>> begin Entries supplied
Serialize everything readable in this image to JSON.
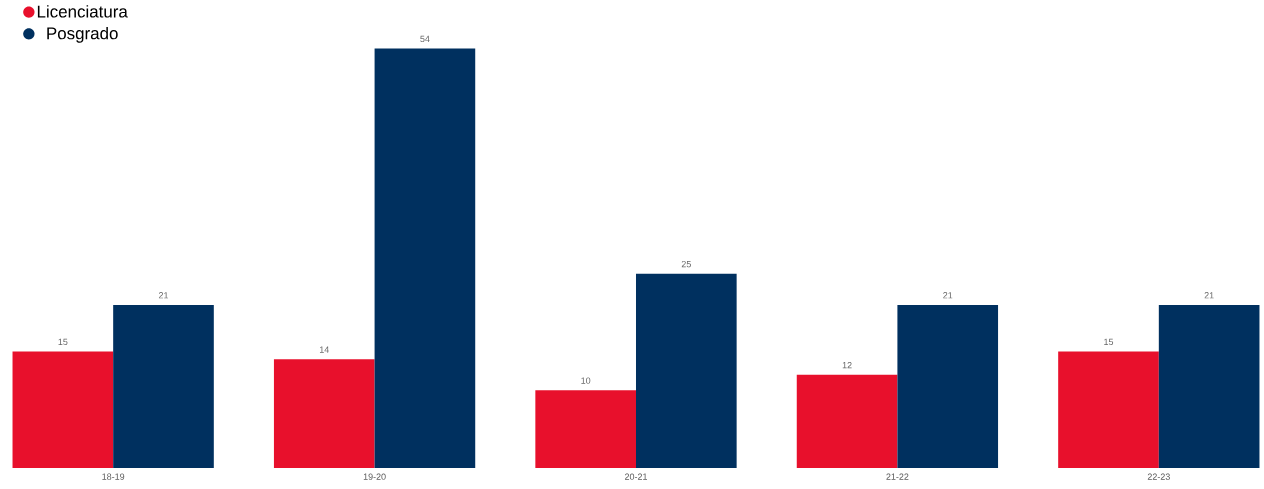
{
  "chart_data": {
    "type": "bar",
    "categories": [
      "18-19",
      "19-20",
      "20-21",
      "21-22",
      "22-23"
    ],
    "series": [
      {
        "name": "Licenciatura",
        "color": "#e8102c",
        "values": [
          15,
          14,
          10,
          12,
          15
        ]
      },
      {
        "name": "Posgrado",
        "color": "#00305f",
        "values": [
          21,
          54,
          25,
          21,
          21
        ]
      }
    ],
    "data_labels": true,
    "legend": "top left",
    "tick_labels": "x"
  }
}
>> end Entries supplied
What the exercise asks:
Omit the pictures and restate the rest of the records verbatim.

Task response:
Serialize everything readable in this image to JSON.
{
  "chart_data": {
    "type": "bar",
    "categories": [
      "18-19",
      "19-20",
      "20-21",
      "21-22",
      "22-23"
    ],
    "series": [
      {
        "name": "Licenciatura",
        "color": "#e8102c",
        "values": [
          15,
          14,
          10,
          12,
          15
        ]
      },
      {
        "name": "Posgrado",
        "color": "#00305f",
        "values": [
          21,
          54,
          25,
          21,
          21
        ]
      }
    ],
    "data_labels": true,
    "legend": "top left",
    "tick_labels": "x"
  }
}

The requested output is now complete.